Set problem
Write out every entry exactly as it appears.

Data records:
┏━━

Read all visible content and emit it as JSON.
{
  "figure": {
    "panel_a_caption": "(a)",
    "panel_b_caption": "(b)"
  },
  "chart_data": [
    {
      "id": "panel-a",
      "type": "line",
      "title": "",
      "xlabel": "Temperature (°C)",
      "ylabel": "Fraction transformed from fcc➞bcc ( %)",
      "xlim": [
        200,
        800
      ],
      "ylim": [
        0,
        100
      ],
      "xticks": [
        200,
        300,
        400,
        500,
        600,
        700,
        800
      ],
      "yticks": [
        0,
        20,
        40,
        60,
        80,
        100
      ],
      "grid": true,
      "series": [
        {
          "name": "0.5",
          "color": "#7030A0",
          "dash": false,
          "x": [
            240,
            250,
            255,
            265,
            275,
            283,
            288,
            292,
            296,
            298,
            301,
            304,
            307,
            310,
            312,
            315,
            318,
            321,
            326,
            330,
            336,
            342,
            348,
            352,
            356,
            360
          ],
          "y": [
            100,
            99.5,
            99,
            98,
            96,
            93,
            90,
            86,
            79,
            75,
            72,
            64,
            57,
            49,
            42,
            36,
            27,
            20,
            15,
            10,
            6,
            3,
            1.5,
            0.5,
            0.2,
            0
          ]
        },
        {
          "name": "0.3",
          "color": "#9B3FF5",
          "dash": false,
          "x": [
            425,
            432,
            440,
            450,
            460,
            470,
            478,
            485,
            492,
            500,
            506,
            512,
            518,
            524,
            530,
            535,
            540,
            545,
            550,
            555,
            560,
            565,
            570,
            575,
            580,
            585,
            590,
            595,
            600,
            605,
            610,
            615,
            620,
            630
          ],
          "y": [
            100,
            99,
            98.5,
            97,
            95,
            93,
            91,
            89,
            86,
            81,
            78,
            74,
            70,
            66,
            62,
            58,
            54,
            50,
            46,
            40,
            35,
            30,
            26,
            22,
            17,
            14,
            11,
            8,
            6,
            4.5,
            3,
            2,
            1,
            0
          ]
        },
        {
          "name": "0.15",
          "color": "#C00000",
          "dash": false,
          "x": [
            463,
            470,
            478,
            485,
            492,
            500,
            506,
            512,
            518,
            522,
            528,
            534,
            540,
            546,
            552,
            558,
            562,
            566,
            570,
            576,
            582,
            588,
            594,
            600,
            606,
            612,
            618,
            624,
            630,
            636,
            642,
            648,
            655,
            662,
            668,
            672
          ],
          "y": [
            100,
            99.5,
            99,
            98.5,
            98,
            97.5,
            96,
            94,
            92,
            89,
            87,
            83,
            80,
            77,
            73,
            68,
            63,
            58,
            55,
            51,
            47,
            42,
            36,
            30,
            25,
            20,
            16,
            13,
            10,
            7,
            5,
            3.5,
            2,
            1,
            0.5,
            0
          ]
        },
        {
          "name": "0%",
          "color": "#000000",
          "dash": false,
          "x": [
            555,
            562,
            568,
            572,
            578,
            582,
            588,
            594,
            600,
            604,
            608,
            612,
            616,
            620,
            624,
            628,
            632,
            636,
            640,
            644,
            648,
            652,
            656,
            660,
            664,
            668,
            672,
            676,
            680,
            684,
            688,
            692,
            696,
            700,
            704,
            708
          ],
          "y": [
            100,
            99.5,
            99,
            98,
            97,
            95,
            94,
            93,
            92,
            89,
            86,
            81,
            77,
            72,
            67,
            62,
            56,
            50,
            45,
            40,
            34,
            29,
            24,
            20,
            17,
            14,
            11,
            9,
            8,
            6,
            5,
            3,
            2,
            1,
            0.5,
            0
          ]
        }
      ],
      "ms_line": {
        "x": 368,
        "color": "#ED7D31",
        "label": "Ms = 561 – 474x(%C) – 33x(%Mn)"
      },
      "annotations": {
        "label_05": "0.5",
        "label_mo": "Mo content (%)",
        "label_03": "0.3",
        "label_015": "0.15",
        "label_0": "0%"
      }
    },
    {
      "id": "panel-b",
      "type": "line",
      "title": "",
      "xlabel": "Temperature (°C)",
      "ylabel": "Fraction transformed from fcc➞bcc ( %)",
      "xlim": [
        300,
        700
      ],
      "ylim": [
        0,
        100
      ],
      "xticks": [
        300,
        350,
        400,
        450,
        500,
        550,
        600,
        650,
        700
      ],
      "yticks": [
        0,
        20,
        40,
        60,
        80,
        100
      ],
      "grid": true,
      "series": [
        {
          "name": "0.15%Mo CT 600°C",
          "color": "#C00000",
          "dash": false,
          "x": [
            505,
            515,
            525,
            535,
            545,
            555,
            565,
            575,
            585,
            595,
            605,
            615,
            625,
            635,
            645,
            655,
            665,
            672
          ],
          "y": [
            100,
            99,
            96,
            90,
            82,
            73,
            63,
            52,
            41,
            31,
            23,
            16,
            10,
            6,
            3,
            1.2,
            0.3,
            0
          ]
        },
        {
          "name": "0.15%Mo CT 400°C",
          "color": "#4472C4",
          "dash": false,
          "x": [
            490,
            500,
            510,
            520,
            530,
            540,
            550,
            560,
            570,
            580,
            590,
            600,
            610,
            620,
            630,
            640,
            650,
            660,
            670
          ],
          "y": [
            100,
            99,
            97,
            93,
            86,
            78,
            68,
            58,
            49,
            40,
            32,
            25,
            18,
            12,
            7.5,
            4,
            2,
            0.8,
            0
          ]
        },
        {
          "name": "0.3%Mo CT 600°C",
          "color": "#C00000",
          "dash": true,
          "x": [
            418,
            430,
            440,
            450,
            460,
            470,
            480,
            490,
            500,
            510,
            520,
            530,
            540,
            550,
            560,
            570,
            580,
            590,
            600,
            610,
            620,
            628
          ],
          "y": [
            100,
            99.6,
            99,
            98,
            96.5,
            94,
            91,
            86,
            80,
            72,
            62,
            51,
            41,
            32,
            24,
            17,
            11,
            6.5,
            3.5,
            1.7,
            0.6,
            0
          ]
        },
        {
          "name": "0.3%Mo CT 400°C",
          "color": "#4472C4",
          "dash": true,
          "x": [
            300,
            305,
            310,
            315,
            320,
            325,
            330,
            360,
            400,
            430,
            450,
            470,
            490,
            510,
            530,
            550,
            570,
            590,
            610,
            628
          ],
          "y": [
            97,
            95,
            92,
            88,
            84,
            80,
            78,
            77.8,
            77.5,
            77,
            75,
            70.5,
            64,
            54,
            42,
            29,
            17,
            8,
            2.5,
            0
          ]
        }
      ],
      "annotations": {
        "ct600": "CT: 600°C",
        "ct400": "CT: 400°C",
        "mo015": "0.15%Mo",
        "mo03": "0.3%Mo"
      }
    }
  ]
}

┗━━

Expected answer
Read all visible content and emit it as JSON.
{
  "figure": {
    "panel_a_caption": "(a)",
    "panel_b_caption": "(b)"
  },
  "chart_data": [
    {
      "id": "panel-a",
      "type": "line",
      "title": "",
      "xlabel": "Temperature (°C)",
      "ylabel": "Fraction transformed from fcc➞bcc ( %)",
      "xlim": [
        200,
        800
      ],
      "ylim": [
        0,
        100
      ],
      "xticks": [
        200,
        300,
        400,
        500,
        600,
        700,
        800
      ],
      "yticks": [
        0,
        20,
        40,
        60,
        80,
        100
      ],
      "grid": true,
      "series": [
        {
          "name": "0.5",
          "color": "#7030A0",
          "dash": false,
          "x": [
            240,
            250,
            255,
            265,
            275,
            283,
            288,
            292,
            296,
            298,
            301,
            304,
            307,
            310,
            312,
            315,
            318,
            321,
            326,
            330,
            336,
            342,
            348,
            352,
            356,
            360
          ],
          "y": [
            100,
            99.5,
            99,
            98,
            96,
            93,
            90,
            86,
            79,
            75,
            72,
            64,
            57,
            49,
            42,
            36,
            27,
            20,
            15,
            10,
            6,
            3,
            1.5,
            0.5,
            0.2,
            0
          ]
        },
        {
          "name": "0.3",
          "color": "#9B3FF5",
          "dash": false,
          "x": [
            425,
            432,
            440,
            450,
            460,
            470,
            478,
            485,
            492,
            500,
            506,
            512,
            518,
            524,
            530,
            535,
            540,
            545,
            550,
            555,
            560,
            565,
            570,
            575,
            580,
            585,
            590,
            595,
            600,
            605,
            610,
            615,
            620,
            630
          ],
          "y": [
            100,
            99,
            98.5,
            97,
            95,
            93,
            91,
            89,
            86,
            81,
            78,
            74,
            70,
            66,
            62,
            58,
            54,
            50,
            46,
            40,
            35,
            30,
            26,
            22,
            17,
            14,
            11,
            8,
            6,
            4.5,
            3,
            2,
            1,
            0
          ]
        },
        {
          "name": "0.15",
          "color": "#C00000",
          "dash": false,
          "x": [
            463,
            470,
            478,
            485,
            492,
            500,
            506,
            512,
            518,
            522,
            528,
            534,
            540,
            546,
            552,
            558,
            562,
            566,
            570,
            576,
            582,
            588,
            594,
            600,
            606,
            612,
            618,
            624,
            630,
            636,
            642,
            648,
            655,
            662,
            668,
            672
          ],
          "y": [
            100,
            99.5,
            99,
            98.5,
            98,
            97.5,
            96,
            94,
            92,
            89,
            87,
            83,
            80,
            77,
            73,
            68,
            63,
            58,
            55,
            51,
            47,
            42,
            36,
            30,
            25,
            20,
            16,
            13,
            10,
            7,
            5,
            3.5,
            2,
            1,
            0.5,
            0
          ]
        },
        {
          "name": "0%",
          "color": "#000000",
          "dash": false,
          "x": [
            555,
            562,
            568,
            572,
            578,
            582,
            588,
            594,
            600,
            604,
            608,
            612,
            616,
            620,
            624,
            628,
            632,
            636,
            640,
            644,
            648,
            652,
            656,
            660,
            664,
            668,
            672,
            676,
            680,
            684,
            688,
            692,
            696,
            700,
            704,
            708
          ],
          "y": [
            100,
            99.5,
            99,
            98,
            97,
            95,
            94,
            93,
            92,
            89,
            86,
            81,
            77,
            72,
            67,
            62,
            56,
            50,
            45,
            40,
            34,
            29,
            24,
            20,
            17,
            14,
            11,
            9,
            8,
            6,
            5,
            3,
            2,
            1,
            0.5,
            0
          ]
        }
      ],
      "ms_line": {
        "x": 368,
        "color": "#ED7D31",
        "label": "Ms = 561 – 474x(%C) – 33x(%Mn)"
      },
      "annotations": {
        "label_05": "0.5",
        "label_mo": "Mo content (%)",
        "label_03": "0.3",
        "label_015": "0.15",
        "label_0": "0%"
      }
    },
    {
      "id": "panel-b",
      "type": "line",
      "title": "",
      "xlabel": "Temperature (°C)",
      "ylabel": "Fraction transformed from fcc➞bcc ( %)",
      "xlim": [
        300,
        700
      ],
      "ylim": [
        0,
        100
      ],
      "xticks": [
        300,
        350,
        400,
        450,
        500,
        550,
        600,
        650,
        700
      ],
      "yticks": [
        0,
        20,
        40,
        60,
        80,
        100
      ],
      "grid": true,
      "series": [
        {
          "name": "0.15%Mo CT 600°C",
          "color": "#C00000",
          "dash": false,
          "x": [
            505,
            515,
            525,
            535,
            545,
            555,
            565,
            575,
            585,
            595,
            605,
            615,
            625,
            635,
            645,
            655,
            665,
            672
          ],
          "y": [
            100,
            99,
            96,
            90,
            82,
            73,
            63,
            52,
            41,
            31,
            23,
            16,
            10,
            6,
            3,
            1.2,
            0.3,
            0
          ]
        },
        {
          "name": "0.15%Mo CT 400°C",
          "color": "#4472C4",
          "dash": false,
          "x": [
            490,
            500,
            510,
            520,
            530,
            540,
            550,
            560,
            570,
            580,
            590,
            600,
            610,
            620,
            630,
            640,
            650,
            660,
            670
          ],
          "y": [
            100,
            99,
            97,
            93,
            86,
            78,
            68,
            58,
            49,
            40,
            32,
            25,
            18,
            12,
            7.5,
            4,
            2,
            0.8,
            0
          ]
        },
        {
          "name": "0.3%Mo CT 600°C",
          "color": "#C00000",
          "dash": true,
          "x": [
            418,
            430,
            440,
            450,
            460,
            470,
            480,
            490,
            500,
            510,
            520,
            530,
            540,
            550,
            560,
            570,
            580,
            590,
            600,
            610,
            620,
            628
          ],
          "y": [
            100,
            99.6,
            99,
            98,
            96.5,
            94,
            91,
            86,
            80,
            72,
            62,
            51,
            41,
            32,
            24,
            17,
            11,
            6.5,
            3.5,
            1.7,
            0.6,
            0
          ]
        },
        {
          "name": "0.3%Mo CT 400°C",
          "color": "#4472C4",
          "dash": true,
          "x": [
            300,
            305,
            310,
            315,
            320,
            325,
            330,
            360,
            400,
            430,
            450,
            470,
            490,
            510,
            530,
            550,
            570,
            590,
            610,
            628
          ],
          "y": [
            97,
            95,
            92,
            88,
            84,
            80,
            78,
            77.8,
            77.5,
            77,
            75,
            70.5,
            64,
            54,
            42,
            29,
            17,
            8,
            2.5,
            0
          ]
        }
      ],
      "annotations": {
        "ct600": "CT: 600°C",
        "ct400": "CT: 400°C",
        "mo015": "0.15%Mo",
        "mo03": "0.3%Mo"
      }
    }
  ]
}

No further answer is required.